→ **SET TASK**
Can you print the data exactly and leave out each image?

→ **EXCERPTED RECORDS**
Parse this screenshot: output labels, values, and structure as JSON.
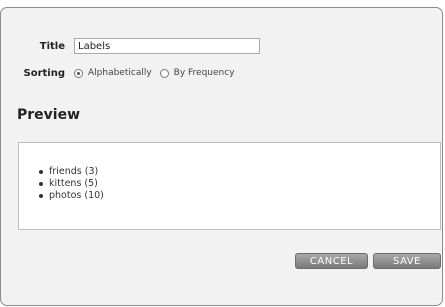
{
  "form": {
    "title_label": "Title",
    "title_value": "Labels",
    "sorting_label": "Sorting",
    "sorting_options": [
      {
        "label": "Alphabetically",
        "selected": true
      },
      {
        "label": "By Frequency",
        "selected": false
      }
    ]
  },
  "preview": {
    "heading": "Preview",
    "items": [
      "friends (3)",
      "kittens (5)",
      "photos (10)"
    ]
  },
  "buttons": {
    "cancel_label": "CANCEL",
    "save_label": "SAVE"
  }
}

→ **THE REPLY**
Parse this screenshot: output labels, values, and structure as JSON.
{
  "form": {
    "title_label": "Title",
    "title_value": "Labels",
    "sorting_label": "Sorting",
    "sorting_options": [
      {
        "label": "Alphabetically",
        "selected": true
      },
      {
        "label": "By Frequency",
        "selected": false
      }
    ]
  },
  "preview": {
    "heading": "Preview",
    "items": [
      "friends (3)",
      "kittens (5)",
      "photos (10)"
    ]
  },
  "buttons": {
    "cancel_label": "CANCEL",
    "save_label": "SAVE"
  }
}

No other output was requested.